• _YOUR GOAL_
The records that follow need to be output exactly as they are.

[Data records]
** begin **
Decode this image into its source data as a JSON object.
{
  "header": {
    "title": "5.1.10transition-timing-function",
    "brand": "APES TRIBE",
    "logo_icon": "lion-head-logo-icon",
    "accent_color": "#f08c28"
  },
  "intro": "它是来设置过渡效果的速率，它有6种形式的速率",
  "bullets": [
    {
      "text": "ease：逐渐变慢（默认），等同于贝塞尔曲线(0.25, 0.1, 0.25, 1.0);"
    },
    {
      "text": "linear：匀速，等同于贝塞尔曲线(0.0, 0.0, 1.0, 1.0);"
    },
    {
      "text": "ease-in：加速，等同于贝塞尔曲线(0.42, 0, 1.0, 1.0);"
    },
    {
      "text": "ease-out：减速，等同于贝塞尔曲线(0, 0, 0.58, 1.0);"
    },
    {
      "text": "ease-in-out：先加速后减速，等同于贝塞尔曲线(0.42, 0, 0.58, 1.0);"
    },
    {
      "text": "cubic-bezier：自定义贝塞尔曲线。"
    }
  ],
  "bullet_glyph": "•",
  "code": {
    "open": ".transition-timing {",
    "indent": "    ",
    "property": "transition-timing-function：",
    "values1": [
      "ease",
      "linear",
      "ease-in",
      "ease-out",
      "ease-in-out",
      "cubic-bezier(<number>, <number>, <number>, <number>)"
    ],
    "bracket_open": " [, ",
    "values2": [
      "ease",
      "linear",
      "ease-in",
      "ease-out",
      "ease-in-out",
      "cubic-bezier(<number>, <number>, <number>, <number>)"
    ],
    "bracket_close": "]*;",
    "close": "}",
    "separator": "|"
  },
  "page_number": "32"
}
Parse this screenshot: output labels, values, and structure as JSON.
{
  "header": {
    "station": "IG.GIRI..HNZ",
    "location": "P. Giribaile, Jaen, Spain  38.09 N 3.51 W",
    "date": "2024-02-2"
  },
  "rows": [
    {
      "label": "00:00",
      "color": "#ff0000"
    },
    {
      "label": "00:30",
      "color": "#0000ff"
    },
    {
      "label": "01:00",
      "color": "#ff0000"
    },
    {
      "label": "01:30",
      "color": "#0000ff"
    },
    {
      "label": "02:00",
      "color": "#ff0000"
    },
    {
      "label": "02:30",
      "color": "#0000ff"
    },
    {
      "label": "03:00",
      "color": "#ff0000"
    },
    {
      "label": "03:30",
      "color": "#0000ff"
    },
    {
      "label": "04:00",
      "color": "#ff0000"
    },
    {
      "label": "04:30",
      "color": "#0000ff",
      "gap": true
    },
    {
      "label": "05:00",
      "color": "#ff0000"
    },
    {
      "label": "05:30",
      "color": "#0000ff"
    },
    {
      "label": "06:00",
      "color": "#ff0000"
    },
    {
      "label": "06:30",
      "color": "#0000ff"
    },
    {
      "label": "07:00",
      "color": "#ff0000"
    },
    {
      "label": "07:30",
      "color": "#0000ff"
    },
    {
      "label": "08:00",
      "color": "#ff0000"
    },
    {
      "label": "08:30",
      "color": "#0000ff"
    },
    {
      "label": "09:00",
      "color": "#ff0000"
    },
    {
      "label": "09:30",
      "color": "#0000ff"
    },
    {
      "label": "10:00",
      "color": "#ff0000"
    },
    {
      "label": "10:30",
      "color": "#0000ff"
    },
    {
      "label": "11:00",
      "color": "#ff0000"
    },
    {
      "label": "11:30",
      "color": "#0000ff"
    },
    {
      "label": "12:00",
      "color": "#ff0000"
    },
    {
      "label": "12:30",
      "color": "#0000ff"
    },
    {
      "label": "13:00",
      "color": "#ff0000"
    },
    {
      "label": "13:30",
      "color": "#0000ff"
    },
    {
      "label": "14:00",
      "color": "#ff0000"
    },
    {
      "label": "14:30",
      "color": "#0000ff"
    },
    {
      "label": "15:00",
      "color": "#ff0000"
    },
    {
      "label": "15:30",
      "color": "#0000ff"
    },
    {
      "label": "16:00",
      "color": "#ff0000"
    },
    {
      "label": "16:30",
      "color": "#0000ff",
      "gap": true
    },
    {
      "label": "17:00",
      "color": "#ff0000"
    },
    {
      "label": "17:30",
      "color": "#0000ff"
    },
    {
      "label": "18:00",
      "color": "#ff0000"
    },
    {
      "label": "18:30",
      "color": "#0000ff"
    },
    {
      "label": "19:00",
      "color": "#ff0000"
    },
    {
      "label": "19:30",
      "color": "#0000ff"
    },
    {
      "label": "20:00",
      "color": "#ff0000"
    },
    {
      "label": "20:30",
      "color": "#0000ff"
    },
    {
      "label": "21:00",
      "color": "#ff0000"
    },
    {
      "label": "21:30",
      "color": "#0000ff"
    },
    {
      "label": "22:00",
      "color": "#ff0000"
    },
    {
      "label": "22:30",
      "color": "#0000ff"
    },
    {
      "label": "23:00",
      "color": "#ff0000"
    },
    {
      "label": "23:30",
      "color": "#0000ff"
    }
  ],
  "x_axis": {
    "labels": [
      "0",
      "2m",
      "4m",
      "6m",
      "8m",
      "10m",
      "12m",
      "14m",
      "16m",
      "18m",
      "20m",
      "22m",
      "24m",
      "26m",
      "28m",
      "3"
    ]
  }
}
** end **
• _TASK SOLUTION_
Decode this image into its source data as a JSON object.
{
  "header": {
    "title": "5.1.10transition-timing-function",
    "brand": "APES TRIBE",
    "logo_icon": "lion-head-logo-icon",
    "accent_color": "#f08c28"
  },
  "intro": "它是来设置过渡效果的速率，它有6种形式的速率",
  "bullets": [
    {
      "text": "ease：逐渐变慢（默认），等同于贝塞尔曲线(0.25, 0.1, 0.25, 1.0);"
    },
    {
      "text": "linear：匀速，等同于贝塞尔曲线(0.0, 0.0, 1.0, 1.0);"
    },
    {
      "text": "ease-in：加速，等同于贝塞尔曲线(0.42, 0, 1.0, 1.0);"
    },
    {
      "text": "ease-out：减速，等同于贝塞尔曲线(0, 0, 0.58, 1.0);"
    },
    {
      "text": "ease-in-out：先加速后减速，等同于贝塞尔曲线(0.42, 0, 0.58, 1.0);"
    },
    {
      "text": "cubic-bezier：自定义贝塞尔曲线。"
    }
  ],
  "bullet_glyph": "•",
  "code": {
    "open": ".transition-timing {",
    "indent": "    ",
    "property": "transition-timing-function：",
    "values1": [
      "ease",
      "linear",
      "ease-in",
      "ease-out",
      "ease-in-out",
      "cubic-bezier(<number>, <number>, <number>, <number>)"
    ],
    "bracket_open": " [, ",
    "values2": [
      "ease",
      "linear",
      "ease-in",
      "ease-out",
      "ease-in-out",
      "cubic-bezier(<number>, <number>, <number>, <number>)"
    ],
    "bracket_close": "]*;",
    "close": "}",
    "separator": "|"
  },
  "page_number": "32"
}
Parse this screenshot: output labels, values, and structure as JSON.
{
  "header": {
    "station": "IG.GIRI..HNZ",
    "location": "P. Giribaile, Jaen, Spain  38.09 N 3.51 W",
    "date": "2024-02-2"
  },
  "rows": [
    {
      "label": "00:00",
      "color": "#ff0000"
    },
    {
      "label": "00:30",
      "color": "#0000ff"
    },
    {
      "label": "01:00",
      "color": "#ff0000"
    },
    {
      "label": "01:30",
      "color": "#0000ff"
    },
    {
      "label": "02:00",
      "color": "#ff0000"
    },
    {
      "label": "02:30",
      "color": "#0000ff"
    },
    {
      "label": "03:00",
      "color": "#ff0000"
    },
    {
      "label": "03:30",
      "color": "#0000ff"
    },
    {
      "label": "04:00",
      "color": "#ff0000"
    },
    {
      "label": "04:30",
      "color": "#0000ff",
      "gap": true
    },
    {
      "label": "05:00",
      "color": "#ff0000"
    },
    {
      "label": "05:30",
      "color": "#0000ff"
    },
    {
      "label": "06:00",
      "color": "#ff0000"
    },
    {
      "label": "06:30",
      "color": "#0000ff"
    },
    {
      "label": "07:00",
      "color": "#ff0000"
    },
    {
      "label": "07:30",
      "color": "#0000ff"
    },
    {
      "label": "08:00",
      "color": "#ff0000"
    },
    {
      "label": "08:30",
      "color": "#0000ff"
    },
    {
      "label": "09:00",
      "color": "#ff0000"
    },
    {
      "label": "09:30",
      "color": "#0000ff"
    },
    {
      "label": "10:00",
      "color": "#ff0000"
    },
    {
      "label": "10:30",
      "color": "#0000ff"
    },
    {
      "label": "11:00",
      "color": "#ff0000"
    },
    {
      "label": "11:30",
      "color": "#0000ff"
    },
    {
      "label": "12:00",
      "color": "#ff0000"
    },
    {
      "label": "12:30",
      "color": "#0000ff"
    },
    {
      "label": "13:00",
      "color": "#ff0000"
    },
    {
      "label": "13:30",
      "color": "#0000ff"
    },
    {
      "label": "14:00",
      "color": "#ff0000"
    },
    {
      "label": "14:30",
      "color": "#0000ff"
    },
    {
      "label": "15:00",
      "color": "#ff0000"
    },
    {
      "label": "15:30",
      "color": "#0000ff"
    },
    {
      "label": "16:00",
      "color": "#ff0000"
    },
    {
      "label": "16:30",
      "color": "#0000ff",
      "gap": true
    },
    {
      "label": "17:00",
      "color": "#ff0000"
    },
    {
      "label": "17:30",
      "color": "#0000ff"
    },
    {
      "label": "18:00",
      "color": "#ff0000"
    },
    {
      "label": "18:30",
      "color": "#0000ff"
    },
    {
      "label": "19:00",
      "color": "#ff0000"
    },
    {
      "label": "19:30",
      "color": "#0000ff"
    },
    {
      "label": "20:00",
      "color": "#ff0000"
    },
    {
      "label": "20:30",
      "color": "#0000ff"
    },
    {
      "label": "21:00",
      "color": "#ff0000"
    },
    {
      "label": "21:30",
      "color": "#0000ff"
    },
    {
      "label": "22:00",
      "color": "#ff0000"
    },
    {
      "label": "22:30",
      "color": "#0000ff"
    },
    {
      "label": "23:00",
      "color": "#ff0000"
    },
    {
      "label": "23:30",
      "color": "#0000ff"
    }
  ],
  "x_axis": {
    "labels": [
      "0",
      "2m",
      "4m",
      "6m",
      "8m",
      "10m",
      "12m",
      "14m",
      "16m",
      "18m",
      "20m",
      "22m",
      "24m",
      "26m",
      "28m",
      "3"
    ]
  }
}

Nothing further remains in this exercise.